# start of Provided material
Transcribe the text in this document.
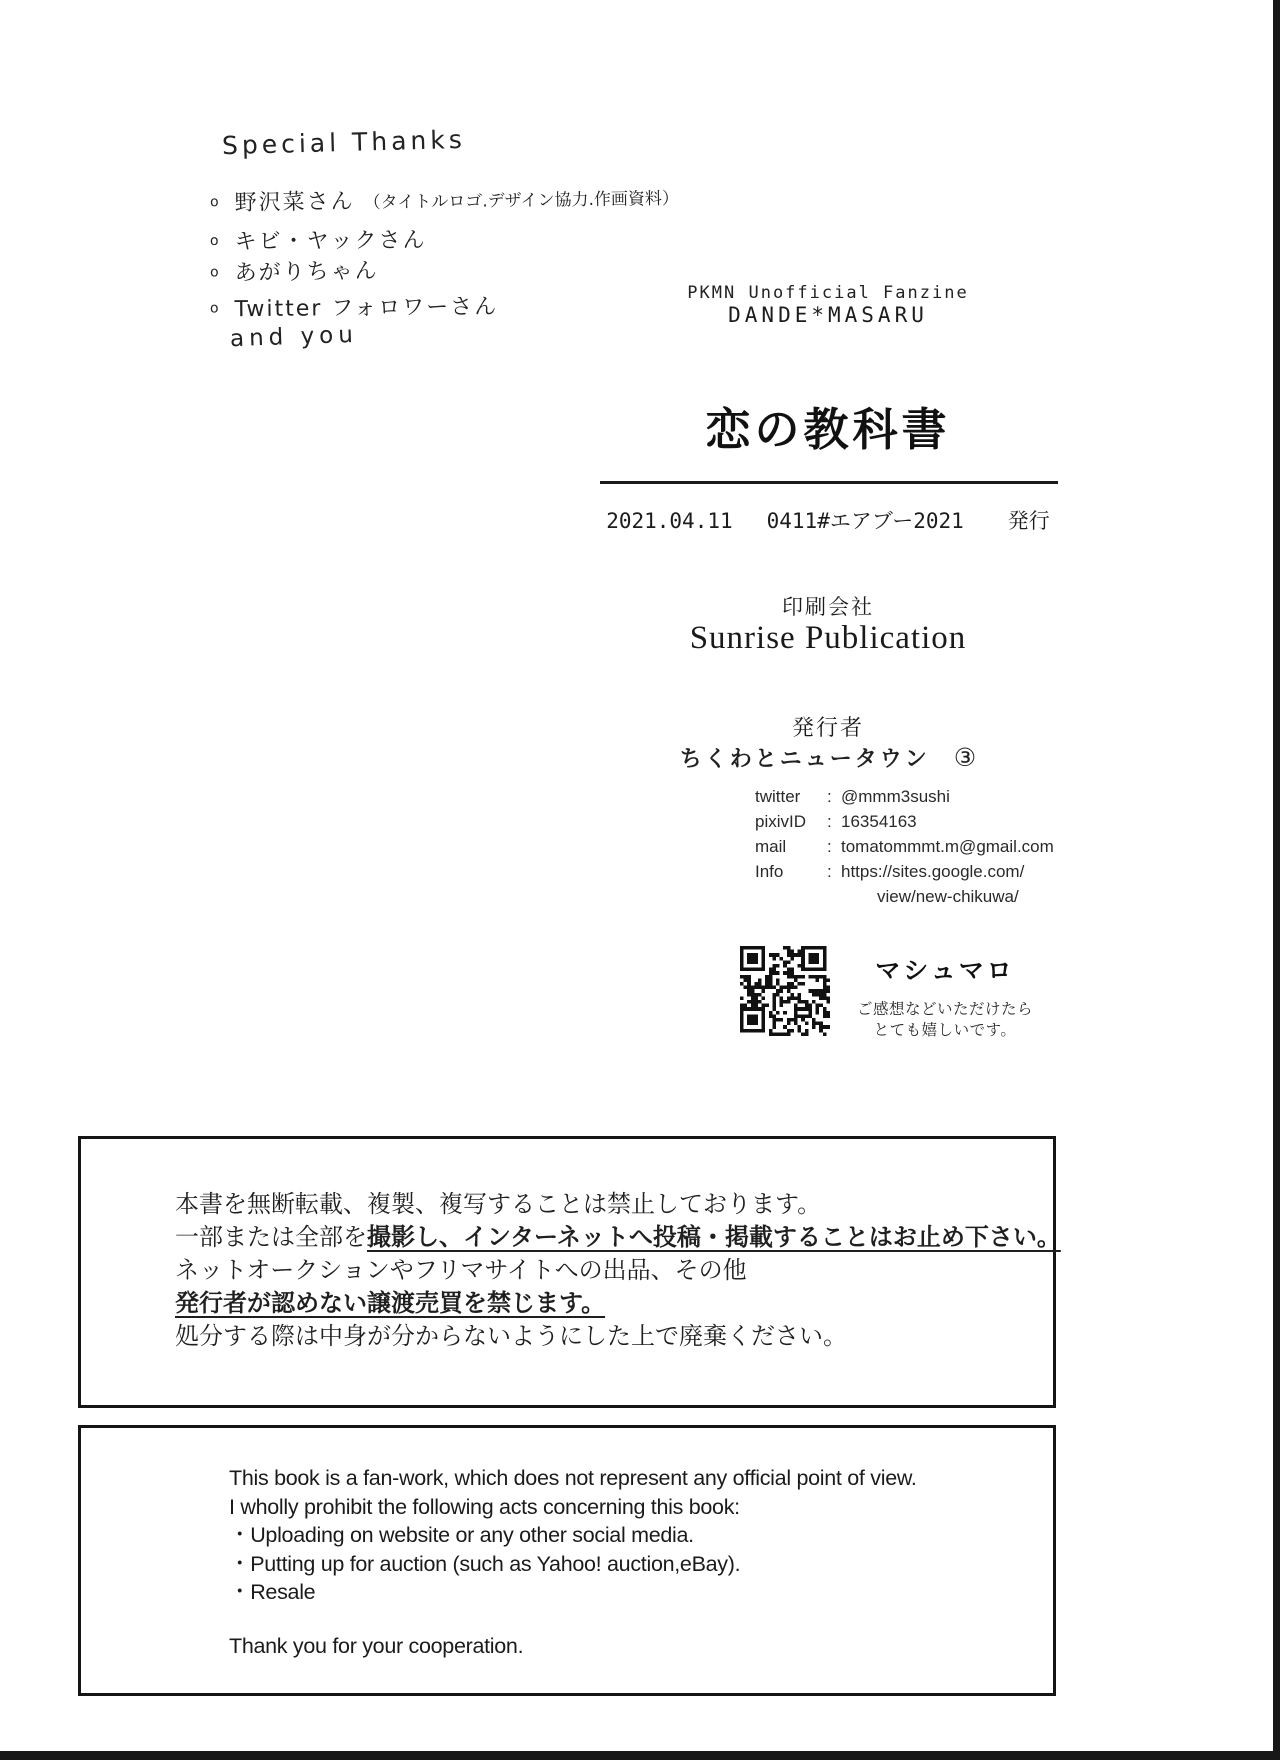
Special Thanks
o 野沢菜さん （タイトルロゴ.デザイン協力.作画資料）
o キビ・ヤックさん
o あがりちゃん
o Twitter フォロワーさん
and you
PKMN Unofficial Fanzine
DANDE*MASARU
恋の教科書
2021.04.11 0411#エアブー2021 発行
印刷会社
Sunrise Publication
発行者
ちくわとニュータウン ③
twitter : @mmm3sushi
pixivID : 16354163
mail : tomatommmt.m@gmail.com
Info	: https://sites.google.com/
view/new-chikuwa/
マシュマロ
ご感想などいただけたら
とても嬉しいです。

本書を無断転載、複製、複写することは禁止しております。

一部または全部を撮影し、インターネットへ投稿・掲載することはお止め下さい。

ネットオークションやフリマサイトへの出品、その他

発行者が認めない譲渡売買を禁じます。

処分する際は中身が分からないようにした上で廃棄ください。

This book is a fan-work, which does not represent any official point of view.

I wholly prohibit the following acts concerning this book:

・Uploading on website or any other social media.

・Putting up for auction (such as Yahoo! auction,eBay).

・Resale

Thank you for your cooperation.
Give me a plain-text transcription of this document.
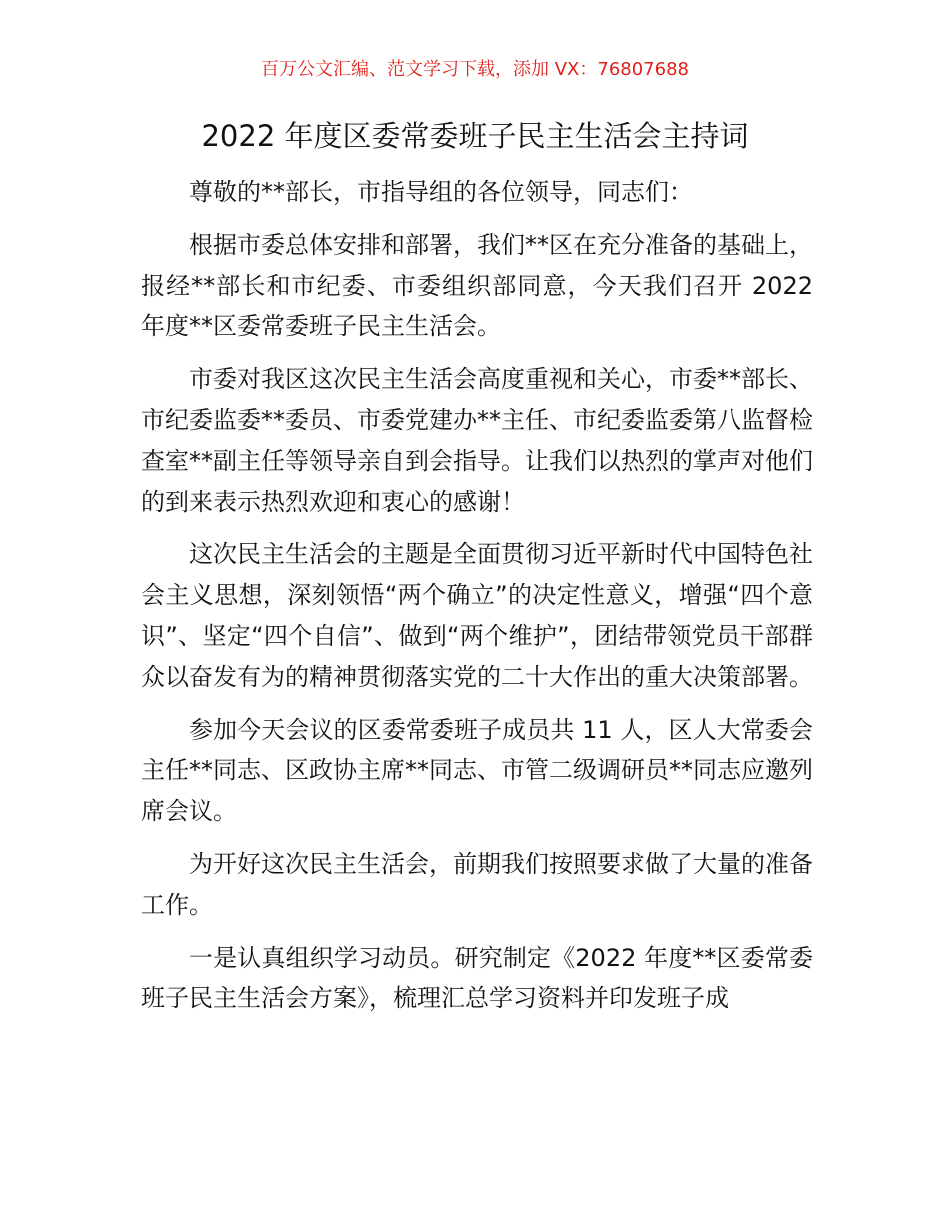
百万公文汇编、范文学习下载，添加 VX：76807688
2022 年度区委常委班子民主生活会主持词

尊敬的**部长，市指导组的各位领导，同志们：

根据市委总体安排和部署，我们**区在充分准备的基础上，报经**部长和市纪委、市委组织部同意，今天我们召开 2022 年度**区委常委班子民主生活会。

市委对我区这次民主生活会高度重视和关心，市委**部长、市纪委监委**委员、市委党建办**主任、市纪委监委第八监督检查室**副主任等领导亲自到会指导。让我们以热烈的掌声对他们的到来表示热烈欢迎和衷心的感谢！

这次民主生活会的主题是全面贯彻习近平新时代中国特色社会主义思想，深刻领悟“两个确立”的决定性意义，增强“四个意识”、坚定“四个自信”、做到“两个维护”，团结带领党员干部群众以奋发有为的精神贯彻落实党的二十大作出的重大决策部署。

参加今天会议的区委常委班子成员共 11 人，区人大常委会主任**同志、区政协主席**同志、市管二级调研员**同志应邀列席会议。

为开好这次民主生活会，前期我们按照要求做了大量的准备工作。

一是认真组织学习动员。研究制定《2022 年度**区委常委班子民主生活会方案》，梳理汇总学习资料并印发班子成
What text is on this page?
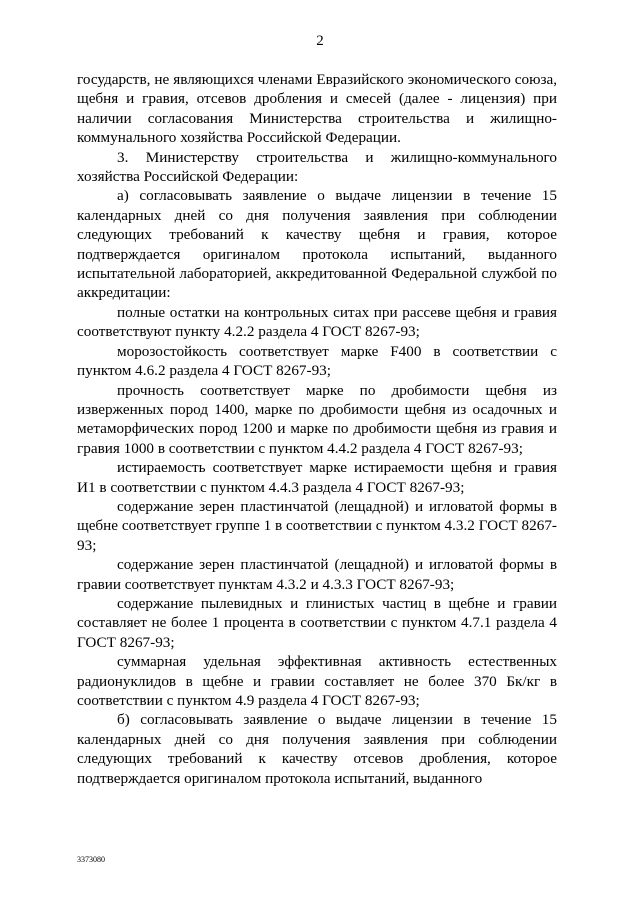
2

государств, не являющихся членами Евразийского экономического союза, щебня и гравия, отсевов дробления и смесей (далее - лицензия) при наличии согласования Министерства строительства и жилищно-коммунального хозяйства Российской Федерации.

3. Министерству строительства и жилищно-коммунального хозяйства Российской Федерации:

а) согласовывать заявление о выдаче лицензии в течение 15 календарных дней со дня получения заявления при соблюдении следующих требований к качеству щебня и гравия, которое подтверждается оригиналом протокола испытаний, выданного испытательной лабораторией, аккредитованной Федеральной службой по аккредитации:

полные остатки на контрольных ситах при рассеве щебня и гравия соответствуют пункту 4.2.2 раздела 4 ГОСТ 8267-93;

морозостойкость соответствует марке F400 в соответствии с пунктом 4.6.2 раздела 4 ГОСТ 8267-93;

прочность соответствует марке по дробимости щебня из изверженных пород 1400, марке по дробимости щебня из осадочных и метаморфических пород 1200 и марке по дробимости щебня из гравия и гравия 1000 в соответствии с пунктом 4.4.2 раздела 4 ГОСТ 8267-93;

истираемость соответствует марке истираемости щебня и гравия И1 в соответствии с пунктом 4.4.3 раздела 4 ГОСТ 8267-93;

содержание зерен пластинчатой (лещадной) и игловатой формы в щебне соответствует группе 1 в соответствии с пунктом 4.3.2 ГОСТ 8267-93;

содержание зерен пластинчатой (лещадной) и игловатой формы в гравии соответствует пунктам 4.3.2 и 4.3.3 ГОСТ 8267-93;

содержание пылевидных и глинистых частиц в щебне и гравии составляет не более 1 процента в соответствии с пунктом 4.7.1 раздела 4 ГОСТ 8267-93;

суммарная удельная эффективная активность естественных радионуклидов в щебне и гравии составляет не более 370 Бк/кг в соответствии с пунктом 4.9 раздела 4 ГОСТ 8267-93;

б) согласовывать заявление о выдаче лицензии в течение 15 календарных дней со дня получения заявления при соблюдении следующих требований к качеству отсевов дробления, которое подтверждается оригиналом протокола испытаний, выданного

3373080
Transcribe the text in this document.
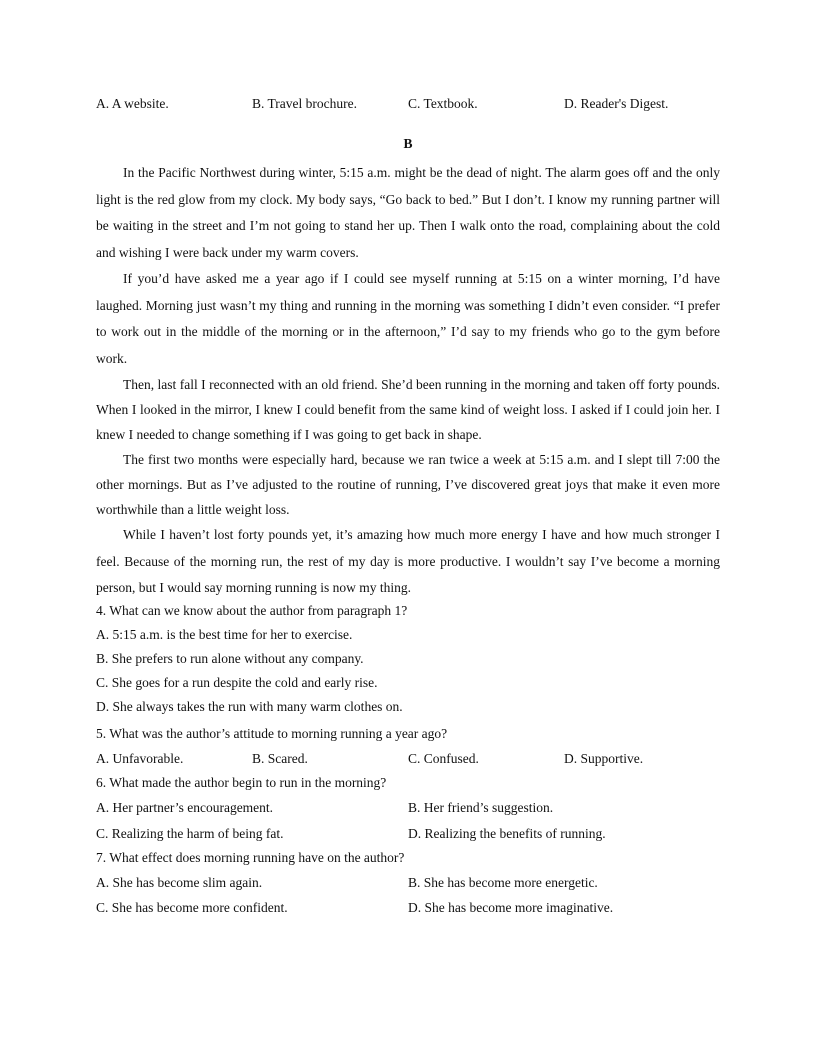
A. A website.	B. Travel brochure.	C. Textbook.	D. Reader's Digest.
B

In the Pacific Northwest during winter, 5:15 a.m. might be the dead of night. The alarm goes off and the only light is the red glow from my clock. My body says, “Go back to bed.” But I don’t. I know my running partner will be waiting in the street and I’m not going to stand her up. Then I walk onto the road, complaining about the cold and wishing I were back under my warm covers.

If you’d have asked me a year ago if I could see myself running at 5:15 on a winter morning, I’d have laughed. Morning just wasn’t my thing and running in the morning was something I didn’t even consider. “I prefer to work out in the middle of the morning or in the afternoon,” I’d say to my friends who go to the gym before work.

Then, last fall I reconnected with an old friend. She’d been running in the morning and taken off forty pounds. When I looked in the mirror, I knew I could benefit from the same kind of weight loss. I asked if I could join her. I knew I needed to change something if I was going to get back in shape.

The first two months were especially hard, because we ran twice a week at 5:15 a.m. and I slept till 7:00 the other mornings. But as I’ve adjusted to the routine of running, I’ve discovered great joys that make it even more worthwhile than a little weight loss.

While I haven’t lost forty pounds yet, it’s amazing how much more energy I have and how much stronger I feel. Because of the morning run, the rest of my day is more productive. I wouldn’t say I’ve become a morning person, but I would say morning running is now my thing.

4. What can we know about the author from paragraph 1?
A. 5:15 a.m. is the best time for her to exercise.
B. She prefers to run alone without any company.
C. She goes for a run despite the cold and early rise.
D. She always takes the run with many warm clothes on.
5. What was the author’s attitude to morning running a year ago?
A. Unfavorable.	B. Scared.	C. Confused.	D. Supportive.
6. What made the author begin to run in the morning?
A. Her partner’s encouragement.	B. Her friend’s suggestion.
C. Realizing the harm of being fat.	D. Realizing the benefits of running.
7. What effect does morning running have on the author?
A. She has become slim again.	B. She has become more energetic.
C. She has become more confident.	D. She has become more imaginative.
# end of Provided material
# [Short exercise]
Copy out every line of the material above exactly, skipping the pictures.

# [Task output]
Transcribe the text in this document.
Special Thanks
o 野沢菜さん （タイトルロゴ.デザイン協力.作画資料）
o キビ・ヤックさん
o あがりちゃん
o Twitter フォロワーさん
and you
PKMN Unofficial Fanzine
DANDE*MASARU
恋の教科書
2021.04.11 0411#エアブー2021 発行
印刷会社
Sunrise Publication
発行者
ちくわとニュータウン ③
twitter : @mmm3sushi
pixivID : 16354163
mail : tomatommmt.m@gmail.com
Info	: https://sites.google.com/
view/new-chikuwa/
マシュマロ
ご感想などいただけたら
とても嬉しいです。

本書を無断転載、複製、複写することは禁止しております。

一部または全部を撮影し、インターネットへ投稿・掲載することはお止め下さい。

ネットオークションやフリマサイトへの出品、その他

発行者が認めない譲渡売買を禁じます。

処分する際は中身が分からないようにした上で廃棄ください。

This book is a fan-work, which does not represent any official point of view.

I wholly prohibit the following acts concerning this book:

・Uploading on website or any other social media.

・Putting up for auction (such as Yahoo! auction,eBay).

・Resale

Thank you for your cooperation.
Give me a plain-text transcription of this document.
百万公文汇编、范文学习下载，添加 VX：76807688
2022 年度区委常委班子民主生活会主持词

尊敬的**部长，市指导组的各位领导，同志们：

根据市委总体安排和部署，我们**区在充分准备的基础上，报经**部长和市纪委、市委组织部同意，今天我们召开 2022 年度**区委常委班子民主生活会。

市委对我区这次民主生活会高度重视和关心，市委**部长、市纪委监委**委员、市委党建办**主任、市纪委监委第八监督检查室**副主任等领导亲自到会指导。让我们以热烈的掌声对他们的到来表示热烈欢迎和衷心的感谢！

这次民主生活会的主题是全面贯彻习近平新时代中国特色社会主义思想，深刻领悟“两个确立”的决定性意义，增强“四个意识”、坚定“四个自信”、做到“两个维护”，团结带领党员干部群众以奋发有为的精神贯彻落实党的二十大作出的重大决策部署。

参加今天会议的区委常委班子成员共 11 人，区人大常委会主任**同志、区政协主席**同志、市管二级调研员**同志应邀列席会议。

为开好这次民主生活会，前期我们按照要求做了大量的准备工作。

一是认真组织学习动员。研究制定《2022 年度**区委常委班子民主生活会方案》，梳理汇总学习资料并印发班子成
What text is on this page?
2

государств, не являющихся членами Евразийского экономического союза, щебня и гравия, отсевов дробления и смесей (далее - лицензия) при наличии согласования Министерства строительства и жилищно-коммунального хозяйства Российской Федерации.

3. Министерству строительства и жилищно-коммунального хозяйства Российской Федерации:

а) согласовывать заявление о выдаче лицензии в течение 15 календарных дней со дня получения заявления при соблюдении следующих требований к качеству щебня и гравия, которое подтверждается оригиналом протокола испытаний, выданного испытательной лабораторией, аккредитованной Федеральной службой по аккредитации:

полные остатки на контрольных ситах при рассеве щебня и гравия соответствуют пункту 4.2.2 раздела 4 ГОСТ 8267-93;

морозостойкость соответствует марке F400 в соответствии с пунктом 4.6.2 раздела 4 ГОСТ 8267-93;

прочность соответствует марке по дробимости щебня из изверженных пород 1400, марке по дробимости щебня из осадочных и метаморфических пород 1200 и марке по дробимости щебня из гравия и гравия 1000 в соответствии с пунктом 4.4.2 раздела 4 ГОСТ 8267-93;

истираемость соответствует марке истираемости щебня и гравия И1 в соответствии с пунктом 4.4.3 раздела 4 ГОСТ 8267-93;

содержание зерен пластинчатой (лещадной) и игловатой формы в щебне соответствует группе 1 в соответствии с пунктом 4.3.2 ГОСТ 8267-93;

содержание зерен пластинчатой (лещадной) и игловатой формы в гравии соответствует пунктам 4.3.2 и 4.3.3 ГОСТ 8267-93;

содержание пылевидных и глинистых частиц в щебне и гравии составляет не более 1 процента в соответствии с пунктом 4.7.1 раздела 4 ГОСТ 8267-93;

суммарная удельная эффективная активность естественных радионуклидов в щебне и гравии составляет не более 370 Бк/кг в соответствии с пунктом 4.9 раздела 4 ГОСТ 8267-93;

б) согласовывать заявление о выдаче лицензии в течение 15 календарных дней со дня получения заявления при соблюдении следующих требований к качеству отсевов дробления, которое подтверждается оригиналом протокола испытаний, выданного

3373080
Transcribe the text in this document.
A. A website.	B. Travel brochure.	C. Textbook.	D. Reader's Digest.
B

In the Pacific Northwest during winter, 5:15 a.m. might be the dead of night. The alarm goes off and the only light is the red glow from my clock. My body says, “Go back to bed.” But I don’t. I know my running partner will be waiting in the street and I’m not going to stand her up. Then I walk onto the road, complaining about the cold and wishing I were back under my warm covers.

If you’d have asked me a year ago if I could see myself running at 5:15 on a winter morning, I’d have laughed. Morning just wasn’t my thing and running in the morning was something I didn’t even consider. “I prefer to work out in the middle of the morning or in the afternoon,” I’d say to my friends who go to the gym before work.

Then, last fall I reconnected with an old friend. She’d been running in the morning and taken off forty pounds. When I looked in the mirror, I knew I could benefit from the same kind of weight loss. I asked if I could join her. I knew I needed to change something if I was going to get back in shape.

The first two months were especially hard, because we ran twice a week at 5:15 a.m. and I slept till 7:00 the other mornings. But as I’ve adjusted to the routine of running, I’ve discovered great joys that make it even more worthwhile than a little weight loss.

While I haven’t lost forty pounds yet, it’s amazing how much more energy I have and how much stronger I feel. Because of the morning run, the rest of my day is more productive. I wouldn’t say I’ve become a morning person, but I would say morning running is now my thing.

4. What can we know about the author from paragraph 1?
A. 5:15 a.m. is the best time for her to exercise.
B. She prefers to run alone without any company.
C. She goes for a run despite the cold and early rise.
D. She always takes the run with many warm clothes on.
5. What was the author’s attitude to morning running a year ago?
A. Unfavorable.	B. Scared.	C. Confused.	D. Supportive.
6. What made the author begin to run in the morning?
A. Her partner’s encouragement.	B. Her friend’s suggestion.
C. Realizing the harm of being fat.	D. Realizing the benefits of running.
7. What effect does morning running have on the author?
A. She has become slim again.	B. She has become more energetic.
C. She has become more confident.	D. She has become more imaginative.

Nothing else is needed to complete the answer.